>> begin Task input
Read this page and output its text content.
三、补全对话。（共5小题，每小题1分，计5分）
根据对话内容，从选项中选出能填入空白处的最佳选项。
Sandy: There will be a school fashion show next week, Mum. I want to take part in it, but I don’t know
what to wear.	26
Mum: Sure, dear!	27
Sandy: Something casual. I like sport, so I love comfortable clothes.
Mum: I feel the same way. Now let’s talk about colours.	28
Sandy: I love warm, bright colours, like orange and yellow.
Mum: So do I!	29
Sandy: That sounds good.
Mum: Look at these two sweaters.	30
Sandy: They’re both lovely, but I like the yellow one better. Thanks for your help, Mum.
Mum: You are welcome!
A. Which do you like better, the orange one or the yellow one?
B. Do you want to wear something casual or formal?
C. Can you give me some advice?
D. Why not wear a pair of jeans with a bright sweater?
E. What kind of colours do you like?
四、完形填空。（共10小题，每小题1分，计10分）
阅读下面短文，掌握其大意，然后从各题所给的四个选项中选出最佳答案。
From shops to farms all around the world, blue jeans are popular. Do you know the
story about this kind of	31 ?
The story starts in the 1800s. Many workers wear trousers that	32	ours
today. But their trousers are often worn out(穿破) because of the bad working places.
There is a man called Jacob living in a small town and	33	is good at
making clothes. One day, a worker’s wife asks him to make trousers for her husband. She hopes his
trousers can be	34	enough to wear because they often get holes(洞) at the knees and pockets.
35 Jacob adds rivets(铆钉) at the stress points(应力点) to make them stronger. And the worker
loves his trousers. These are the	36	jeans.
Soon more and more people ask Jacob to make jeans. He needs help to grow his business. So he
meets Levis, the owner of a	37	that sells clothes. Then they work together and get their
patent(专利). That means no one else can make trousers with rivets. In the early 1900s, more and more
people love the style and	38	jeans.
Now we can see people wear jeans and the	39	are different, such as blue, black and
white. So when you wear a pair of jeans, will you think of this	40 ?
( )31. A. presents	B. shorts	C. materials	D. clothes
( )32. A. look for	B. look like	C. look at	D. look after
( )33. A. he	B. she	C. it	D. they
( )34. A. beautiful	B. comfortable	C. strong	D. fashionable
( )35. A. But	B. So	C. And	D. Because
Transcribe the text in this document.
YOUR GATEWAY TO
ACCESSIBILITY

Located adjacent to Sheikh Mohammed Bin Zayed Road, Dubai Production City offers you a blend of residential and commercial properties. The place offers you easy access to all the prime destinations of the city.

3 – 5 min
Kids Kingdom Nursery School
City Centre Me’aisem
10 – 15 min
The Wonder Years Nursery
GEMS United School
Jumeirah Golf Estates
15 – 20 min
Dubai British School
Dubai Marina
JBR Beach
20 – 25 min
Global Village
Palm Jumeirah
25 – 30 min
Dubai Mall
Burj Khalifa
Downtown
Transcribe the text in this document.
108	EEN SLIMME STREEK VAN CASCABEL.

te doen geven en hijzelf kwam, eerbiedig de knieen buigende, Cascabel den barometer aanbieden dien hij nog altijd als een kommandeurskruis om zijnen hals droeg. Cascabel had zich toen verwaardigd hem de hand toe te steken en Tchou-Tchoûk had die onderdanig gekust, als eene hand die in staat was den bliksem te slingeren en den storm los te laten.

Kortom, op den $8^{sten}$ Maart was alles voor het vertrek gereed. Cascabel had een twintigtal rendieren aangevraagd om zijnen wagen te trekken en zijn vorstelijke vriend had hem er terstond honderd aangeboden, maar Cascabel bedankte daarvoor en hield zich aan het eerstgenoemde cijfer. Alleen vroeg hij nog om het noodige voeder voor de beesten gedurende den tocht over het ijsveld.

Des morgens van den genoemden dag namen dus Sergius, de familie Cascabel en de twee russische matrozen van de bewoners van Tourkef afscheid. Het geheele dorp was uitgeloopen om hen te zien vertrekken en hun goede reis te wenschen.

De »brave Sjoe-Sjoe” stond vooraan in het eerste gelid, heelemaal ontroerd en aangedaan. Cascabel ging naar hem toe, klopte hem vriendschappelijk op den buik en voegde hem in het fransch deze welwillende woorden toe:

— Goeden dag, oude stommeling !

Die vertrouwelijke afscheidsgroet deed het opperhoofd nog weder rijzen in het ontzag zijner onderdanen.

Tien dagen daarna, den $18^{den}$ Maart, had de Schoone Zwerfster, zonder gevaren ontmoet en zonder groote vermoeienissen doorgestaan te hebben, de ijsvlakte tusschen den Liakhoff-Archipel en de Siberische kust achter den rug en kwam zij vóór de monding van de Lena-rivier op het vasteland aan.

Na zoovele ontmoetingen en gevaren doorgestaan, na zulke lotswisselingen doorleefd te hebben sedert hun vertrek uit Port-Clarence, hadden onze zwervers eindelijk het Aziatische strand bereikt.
>> end Task input
What is expected
Exactly reproduce all of the entries above.

Response to this exercise
Read this page and output its text content.
三、补全对话。（共5小题，每小题1分，计5分）
根据对话内容，从选项中选出能填入空白处的最佳选项。
Sandy: There will be a school fashion show next week, Mum. I want to take part in it, but I don’t know
what to wear.	26
Mum: Sure, dear!	27
Sandy: Something casual. I like sport, so I love comfortable clothes.
Mum: I feel the same way. Now let’s talk about colours.	28
Sandy: I love warm, bright colours, like orange and yellow.
Mum: So do I!	29
Sandy: That sounds good.
Mum: Look at these two sweaters.	30
Sandy: They’re both lovely, but I like the yellow one better. Thanks for your help, Mum.
Mum: You are welcome!
A. Which do you like better, the orange one or the yellow one?
B. Do you want to wear something casual or formal?
C. Can you give me some advice?
D. Why not wear a pair of jeans with a bright sweater?
E. What kind of colours do you like?
四、完形填空。（共10小题，每小题1分，计10分）
阅读下面短文，掌握其大意，然后从各题所给的四个选项中选出最佳答案。
From shops to farms all around the world, blue jeans are popular. Do you know the
story about this kind of	31 ?
The story starts in the 1800s. Many workers wear trousers that	32	ours
today. But their trousers are often worn out(穿破) because of the bad working places.
There is a man called Jacob living in a small town and	33	is good at
making clothes. One day, a worker’s wife asks him to make trousers for her husband. She hopes his
trousers can be	34	enough to wear because they often get holes(洞) at the knees and pockets.
35 Jacob adds rivets(铆钉) at the stress points(应力点) to make them stronger. And the worker
loves his trousers. These are the	36	jeans.
Soon more and more people ask Jacob to make jeans. He needs help to grow his business. So he
meets Levis, the owner of a	37	that sells clothes. Then they work together and get their
patent(专利). That means no one else can make trousers with rivets. In the early 1900s, more and more
people love the style and	38	jeans.
Now we can see people wear jeans and the	39	are different, such as blue, black and
white. So when you wear a pair of jeans, will you think of this	40 ?
( )31. A. presents	B. shorts	C. materials	D. clothes
( )32. A. look for	B. look like	C. look at	D. look after
( )33. A. he	B. she	C. it	D. they
( )34. A. beautiful	B. comfortable	C. strong	D. fashionable
( )35. A. But	B. So	C. And	D. Because
Transcribe the text in this document.
YOUR GATEWAY TO
ACCESSIBILITY

Located adjacent to Sheikh Mohammed Bin Zayed Road, Dubai Production City offers you a blend of residential and commercial properties. The place offers you easy access to all the prime destinations of the city.

3 – 5 min
Kids Kingdom Nursery School
City Centre Me’aisem
10 – 15 min
The Wonder Years Nursery
GEMS United School
Jumeirah Golf Estates
15 – 20 min
Dubai British School
Dubai Marina
JBR Beach
20 – 25 min
Global Village
Palm Jumeirah
25 – 30 min
Dubai Mall
Burj Khalifa
Downtown
Transcribe the text in this document.
108	EEN SLIMME STREEK VAN CASCABEL.

te doen geven en hijzelf kwam, eerbiedig de knieen buigende, Cascabel den barometer aanbieden dien hij nog altijd als een kommandeurskruis om zijnen hals droeg. Cascabel had zich toen verwaardigd hem de hand toe te steken en Tchou-Tchoûk had die onderdanig gekust, als eene hand die in staat was den bliksem te slingeren en den storm los te laten.

Kortom, op den $8^{sten}$ Maart was alles voor het vertrek gereed. Cascabel had een twintigtal rendieren aangevraagd om zijnen wagen te trekken en zijn vorstelijke vriend had hem er terstond honderd aangeboden, maar Cascabel bedankte daarvoor en hield zich aan het eerstgenoemde cijfer. Alleen vroeg hij nog om het noodige voeder voor de beesten gedurende den tocht over het ijsveld.

Des morgens van den genoemden dag namen dus Sergius, de familie Cascabel en de twee russische matrozen van de bewoners van Tourkef afscheid. Het geheele dorp was uitgeloopen om hen te zien vertrekken en hun goede reis te wenschen.

De »brave Sjoe-Sjoe” stond vooraan in het eerste gelid, heelemaal ontroerd en aangedaan. Cascabel ging naar hem toe, klopte hem vriendschappelijk op den buik en voegde hem in het fransch deze welwillende woorden toe:

— Goeden dag, oude stommeling !

Die vertrouwelijke afscheidsgroet deed het opperhoofd nog weder rijzen in het ontzag zijner onderdanen.

Tien dagen daarna, den $18^{den}$ Maart, had de Schoone Zwerfster, zonder gevaren ontmoet en zonder groote vermoeienissen doorgestaan te hebben, de ijsvlakte tusschen den Liakhoff-Archipel en de Siberische kust achter den rug en kwam zij vóór de monding van de Lena-rivier op het vasteland aan.

Na zoovele ontmoetingen en gevaren doorgestaan, na zulke lotswisselingen doorleefd te hebben sedert hun vertrek uit Port-Clarence, hadden onze zwervers eindelijk het Aziatische strand bereikt.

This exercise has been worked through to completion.